[EXERCISE BRIEF]: Type out the data exactly as given. Skip any image.

[LISTING]:
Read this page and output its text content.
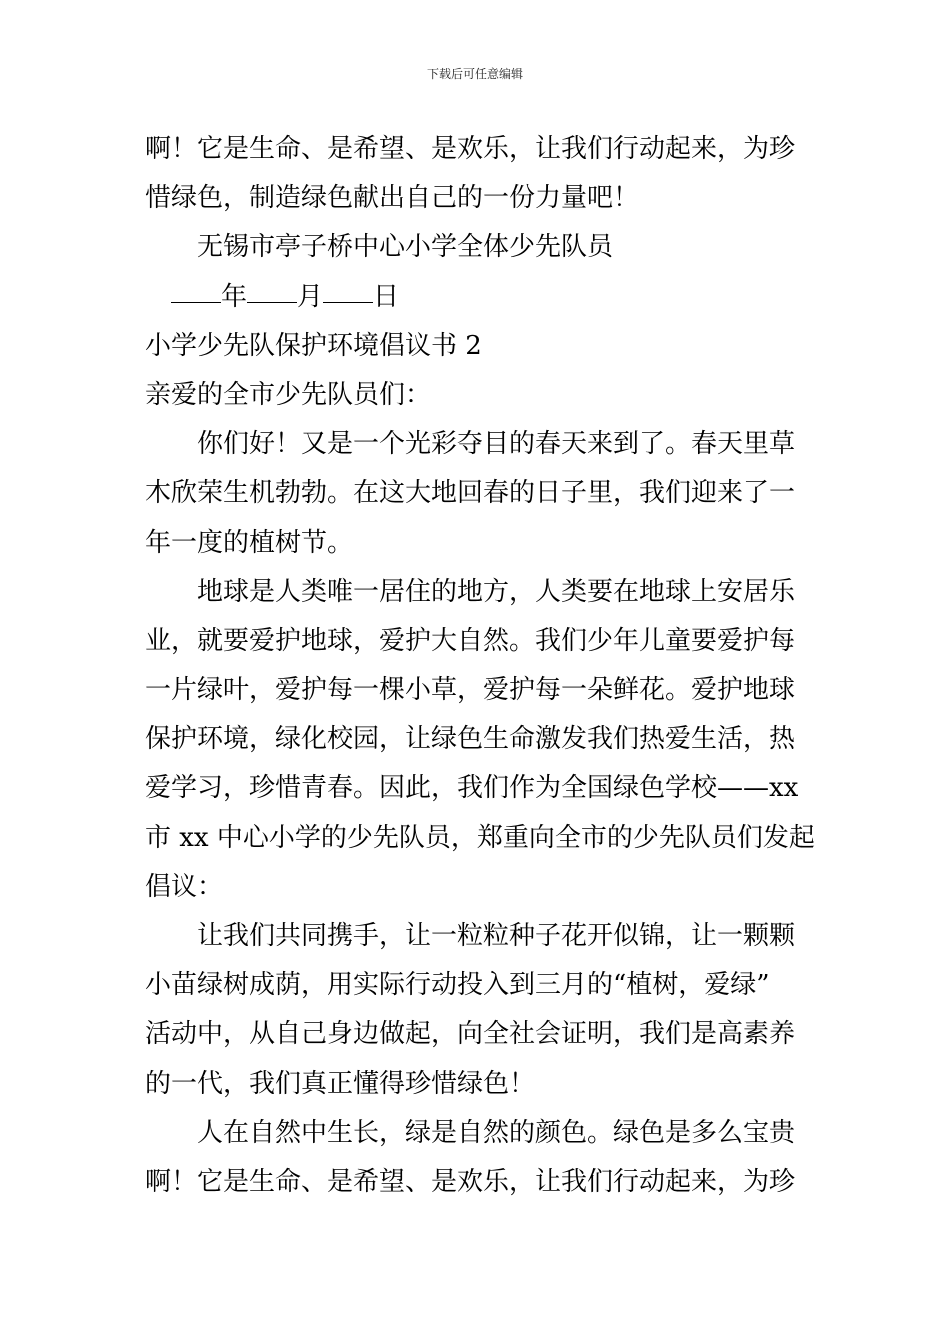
下载后可任意编辑
啊！它是生命、是希望、是欢乐，让我们行动起来，为珍
惜绿色，制造绿色献出自己的一份力量吧！
无锡市亭子桥中心小学全体少先队员
年 月 日
小学少先队保护环境倡议书 2
亲爱的全市少先队员们：
你们好！又是一个光彩夺目的春天来到了。春天里草
木欣荣生机勃勃。在这大地回春的日子里，我们迎来了一
年一度的植树节。
地球是人类唯一居住的地方，人类要在地球上安居乐
业，就要爱护地球，爱护大自然。我们少年儿童要爱护每
一片绿叶，爱护每一棵小草，爱护每一朵鲜花。爱护地球
保护环境，绿化校园，让绿色生命激发我们热爱生活，热
爱学习，珍惜青春。因此，我们作为全国绿色学校——xx
市 xx 中心小学的少先队员，郑重向全市的少先队员们发起
倡议：
让我们共同携手，让一粒粒种子花开似锦，让一颗颗
小苗绿树成荫，用实际行动投入到三月的“植树，爱绿”
活动中，从自己身边做起，向全社会证明，我们是高素养
的一代，我们真正懂得珍惜绿色！
人在自然中生长，绿是自然的颜色。绿色是多么宝贵
啊！它是生命、是希望、是欢乐，让我们行动起来，为珍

[THE SOLUTION]:
Read this page and output its text content.
下载后可任意编辑
啊！它是生命、是希望、是欢乐，让我们行动起来，为珍
惜绿色，制造绿色献出自己的一份力量吧！
无锡市亭子桥中心小学全体少先队员
年 月 日
小学少先队保护环境倡议书 2
亲爱的全市少先队员们：
你们好！又是一个光彩夺目的春天来到了。春天里草
木欣荣生机勃勃。在这大地回春的日子里，我们迎来了一
年一度的植树节。
地球是人类唯一居住的地方，人类要在地球上安居乐
业，就要爱护地球，爱护大自然。我们少年儿童要爱护每
一片绿叶，爱护每一棵小草，爱护每一朵鲜花。爱护地球
保护环境，绿化校园，让绿色生命激发我们热爱生活，热
爱学习，珍惜青春。因此，我们作为全国绿色学校——xx
市 xx 中心小学的少先队员，郑重向全市的少先队员们发起
倡议：
让我们共同携手，让一粒粒种子花开似锦，让一颗颗
小苗绿树成荫，用实际行动投入到三月的“植树，爱绿”
活动中，从自己身边做起，向全社会证明，我们是高素养
的一代，我们真正懂得珍惜绿色！
人在自然中生长，绿是自然的颜色。绿色是多么宝贵
啊！它是生命、是希望、是欢乐，让我们行动起来，为珍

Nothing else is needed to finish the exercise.